## Your goal
Search the material for the string "Predicted" and copy each line where it occurs.

■ ■ ■ ■

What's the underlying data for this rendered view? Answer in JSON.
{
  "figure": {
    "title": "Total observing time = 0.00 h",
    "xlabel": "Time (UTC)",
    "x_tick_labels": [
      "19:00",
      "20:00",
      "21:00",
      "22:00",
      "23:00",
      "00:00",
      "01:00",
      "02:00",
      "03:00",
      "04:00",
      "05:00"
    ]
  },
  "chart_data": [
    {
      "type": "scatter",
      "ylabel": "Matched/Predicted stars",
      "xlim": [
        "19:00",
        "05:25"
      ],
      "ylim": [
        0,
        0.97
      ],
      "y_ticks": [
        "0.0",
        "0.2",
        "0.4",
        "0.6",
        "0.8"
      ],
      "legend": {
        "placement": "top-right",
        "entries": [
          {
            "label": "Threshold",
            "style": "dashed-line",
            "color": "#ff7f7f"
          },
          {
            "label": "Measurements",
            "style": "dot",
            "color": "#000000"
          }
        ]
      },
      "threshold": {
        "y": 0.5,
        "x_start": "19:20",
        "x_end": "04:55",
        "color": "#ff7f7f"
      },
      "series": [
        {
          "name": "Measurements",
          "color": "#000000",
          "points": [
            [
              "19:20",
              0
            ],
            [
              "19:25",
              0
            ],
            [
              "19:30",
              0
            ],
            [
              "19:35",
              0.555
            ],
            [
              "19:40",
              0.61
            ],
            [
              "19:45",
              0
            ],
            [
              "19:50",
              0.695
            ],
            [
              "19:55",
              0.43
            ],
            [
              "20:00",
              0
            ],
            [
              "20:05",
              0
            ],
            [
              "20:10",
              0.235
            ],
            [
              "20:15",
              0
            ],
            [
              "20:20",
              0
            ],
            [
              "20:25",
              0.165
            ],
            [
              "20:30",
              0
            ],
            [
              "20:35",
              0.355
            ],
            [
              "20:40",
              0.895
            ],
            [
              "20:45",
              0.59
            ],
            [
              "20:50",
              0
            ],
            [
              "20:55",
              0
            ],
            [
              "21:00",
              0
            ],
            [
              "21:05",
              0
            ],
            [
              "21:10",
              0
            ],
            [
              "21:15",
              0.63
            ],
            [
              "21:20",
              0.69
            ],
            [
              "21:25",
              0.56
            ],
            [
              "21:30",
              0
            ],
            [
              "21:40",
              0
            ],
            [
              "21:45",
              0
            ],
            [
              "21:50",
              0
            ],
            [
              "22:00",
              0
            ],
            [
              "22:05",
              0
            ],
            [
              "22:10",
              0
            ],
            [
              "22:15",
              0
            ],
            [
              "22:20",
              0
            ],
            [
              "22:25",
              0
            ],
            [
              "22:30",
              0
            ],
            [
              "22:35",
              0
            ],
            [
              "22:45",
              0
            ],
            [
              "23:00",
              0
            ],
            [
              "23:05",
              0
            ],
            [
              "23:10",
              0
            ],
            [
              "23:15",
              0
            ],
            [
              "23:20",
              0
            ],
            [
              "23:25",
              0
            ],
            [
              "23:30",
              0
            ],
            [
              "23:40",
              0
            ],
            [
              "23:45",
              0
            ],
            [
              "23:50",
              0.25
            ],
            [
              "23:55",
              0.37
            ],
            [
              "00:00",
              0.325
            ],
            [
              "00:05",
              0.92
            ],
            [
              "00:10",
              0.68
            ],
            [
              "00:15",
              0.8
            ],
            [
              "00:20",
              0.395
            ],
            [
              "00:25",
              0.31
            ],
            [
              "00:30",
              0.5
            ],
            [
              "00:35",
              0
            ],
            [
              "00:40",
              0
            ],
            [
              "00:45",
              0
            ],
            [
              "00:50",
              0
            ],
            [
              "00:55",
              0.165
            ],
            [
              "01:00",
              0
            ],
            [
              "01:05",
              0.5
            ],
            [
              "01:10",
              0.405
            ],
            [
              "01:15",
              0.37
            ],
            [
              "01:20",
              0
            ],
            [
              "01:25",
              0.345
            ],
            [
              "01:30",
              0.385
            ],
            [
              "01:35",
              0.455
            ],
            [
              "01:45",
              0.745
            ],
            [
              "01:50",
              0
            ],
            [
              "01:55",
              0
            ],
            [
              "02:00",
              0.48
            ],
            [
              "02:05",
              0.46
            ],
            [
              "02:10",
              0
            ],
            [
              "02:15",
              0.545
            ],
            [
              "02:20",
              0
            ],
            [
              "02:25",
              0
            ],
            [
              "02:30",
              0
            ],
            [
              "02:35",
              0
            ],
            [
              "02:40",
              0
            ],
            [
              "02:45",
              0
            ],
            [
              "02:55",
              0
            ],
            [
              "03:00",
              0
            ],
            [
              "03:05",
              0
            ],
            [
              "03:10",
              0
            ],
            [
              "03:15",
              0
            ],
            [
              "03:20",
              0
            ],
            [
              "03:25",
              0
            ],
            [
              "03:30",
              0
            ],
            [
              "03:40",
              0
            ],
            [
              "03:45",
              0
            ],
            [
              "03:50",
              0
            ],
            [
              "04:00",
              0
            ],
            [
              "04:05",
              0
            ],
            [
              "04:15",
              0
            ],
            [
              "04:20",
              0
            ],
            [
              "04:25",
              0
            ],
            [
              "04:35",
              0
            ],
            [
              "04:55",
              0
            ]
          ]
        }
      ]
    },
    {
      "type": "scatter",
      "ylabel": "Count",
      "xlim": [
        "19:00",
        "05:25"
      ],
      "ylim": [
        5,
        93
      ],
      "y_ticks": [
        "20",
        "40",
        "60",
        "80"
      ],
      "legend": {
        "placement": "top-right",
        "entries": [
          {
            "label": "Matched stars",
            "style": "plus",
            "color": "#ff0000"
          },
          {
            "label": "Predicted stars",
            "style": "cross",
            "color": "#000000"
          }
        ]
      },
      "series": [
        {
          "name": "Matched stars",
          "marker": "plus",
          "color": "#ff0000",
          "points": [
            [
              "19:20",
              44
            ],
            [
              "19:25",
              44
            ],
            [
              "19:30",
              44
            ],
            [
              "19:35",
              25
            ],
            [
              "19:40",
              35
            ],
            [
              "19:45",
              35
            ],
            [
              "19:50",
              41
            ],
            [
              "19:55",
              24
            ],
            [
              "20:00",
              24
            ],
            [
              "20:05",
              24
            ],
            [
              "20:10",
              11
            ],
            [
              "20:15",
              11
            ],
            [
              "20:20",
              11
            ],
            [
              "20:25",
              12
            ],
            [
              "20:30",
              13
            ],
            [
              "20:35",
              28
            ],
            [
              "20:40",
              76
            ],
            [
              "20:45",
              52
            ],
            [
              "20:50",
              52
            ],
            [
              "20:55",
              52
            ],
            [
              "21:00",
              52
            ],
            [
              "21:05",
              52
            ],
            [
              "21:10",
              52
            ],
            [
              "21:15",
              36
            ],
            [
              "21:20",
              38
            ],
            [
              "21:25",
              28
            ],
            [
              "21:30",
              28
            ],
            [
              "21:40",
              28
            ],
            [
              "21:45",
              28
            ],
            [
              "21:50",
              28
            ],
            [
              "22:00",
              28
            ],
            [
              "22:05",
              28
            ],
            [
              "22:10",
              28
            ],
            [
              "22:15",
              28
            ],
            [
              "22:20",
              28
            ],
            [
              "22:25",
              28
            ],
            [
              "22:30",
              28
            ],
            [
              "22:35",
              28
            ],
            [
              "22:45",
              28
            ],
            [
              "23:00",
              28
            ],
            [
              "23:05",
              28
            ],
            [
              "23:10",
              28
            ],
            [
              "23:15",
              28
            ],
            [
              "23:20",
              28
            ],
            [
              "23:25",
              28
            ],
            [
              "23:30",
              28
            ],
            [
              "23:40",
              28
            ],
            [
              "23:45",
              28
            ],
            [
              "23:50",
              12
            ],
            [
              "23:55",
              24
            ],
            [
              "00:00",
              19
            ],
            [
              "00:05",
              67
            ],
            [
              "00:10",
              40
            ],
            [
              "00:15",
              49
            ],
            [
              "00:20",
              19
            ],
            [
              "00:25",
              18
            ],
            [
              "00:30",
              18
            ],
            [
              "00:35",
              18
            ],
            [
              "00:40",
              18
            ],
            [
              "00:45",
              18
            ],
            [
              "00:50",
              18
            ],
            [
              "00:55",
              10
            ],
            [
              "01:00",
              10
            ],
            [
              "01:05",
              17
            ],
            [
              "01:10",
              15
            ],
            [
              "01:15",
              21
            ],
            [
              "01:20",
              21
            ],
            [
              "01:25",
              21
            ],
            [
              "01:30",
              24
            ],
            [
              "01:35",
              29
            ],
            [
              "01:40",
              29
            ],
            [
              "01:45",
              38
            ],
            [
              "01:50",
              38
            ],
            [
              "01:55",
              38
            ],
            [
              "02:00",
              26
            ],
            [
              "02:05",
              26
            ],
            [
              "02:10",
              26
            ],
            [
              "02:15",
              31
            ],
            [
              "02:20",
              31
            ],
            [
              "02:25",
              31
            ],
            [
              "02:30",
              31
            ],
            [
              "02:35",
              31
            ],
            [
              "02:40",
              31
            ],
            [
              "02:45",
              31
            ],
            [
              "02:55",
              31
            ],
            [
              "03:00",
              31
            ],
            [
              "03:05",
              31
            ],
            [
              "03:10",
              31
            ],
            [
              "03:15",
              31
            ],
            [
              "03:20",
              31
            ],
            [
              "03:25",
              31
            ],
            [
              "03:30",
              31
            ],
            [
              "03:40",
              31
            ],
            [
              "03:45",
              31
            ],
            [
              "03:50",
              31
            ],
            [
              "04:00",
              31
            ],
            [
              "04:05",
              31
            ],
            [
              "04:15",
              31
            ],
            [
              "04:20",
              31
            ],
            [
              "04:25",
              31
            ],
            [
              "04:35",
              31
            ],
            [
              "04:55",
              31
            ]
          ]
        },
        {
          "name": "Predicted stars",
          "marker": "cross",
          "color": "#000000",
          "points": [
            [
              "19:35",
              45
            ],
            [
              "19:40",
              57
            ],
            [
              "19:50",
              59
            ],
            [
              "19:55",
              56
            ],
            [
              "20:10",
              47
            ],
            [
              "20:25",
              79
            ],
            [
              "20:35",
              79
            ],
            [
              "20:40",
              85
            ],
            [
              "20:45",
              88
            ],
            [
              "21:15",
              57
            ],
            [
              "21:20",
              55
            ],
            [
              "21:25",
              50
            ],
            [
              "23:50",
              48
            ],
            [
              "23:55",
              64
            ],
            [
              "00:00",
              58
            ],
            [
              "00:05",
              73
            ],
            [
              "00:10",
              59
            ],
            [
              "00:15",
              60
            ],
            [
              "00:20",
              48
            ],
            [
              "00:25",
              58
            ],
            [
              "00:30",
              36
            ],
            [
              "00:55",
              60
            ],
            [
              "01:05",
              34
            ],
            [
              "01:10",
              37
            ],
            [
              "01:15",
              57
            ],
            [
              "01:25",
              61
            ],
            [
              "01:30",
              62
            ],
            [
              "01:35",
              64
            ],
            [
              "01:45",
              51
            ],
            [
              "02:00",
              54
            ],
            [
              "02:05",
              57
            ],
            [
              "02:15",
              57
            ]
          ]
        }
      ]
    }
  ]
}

■ ■ ■ ■

## Answer to the task
      "ylabel": "Matched/Predicted stars",
            "label": "Predicted stars",
          "name": "Predicted stars",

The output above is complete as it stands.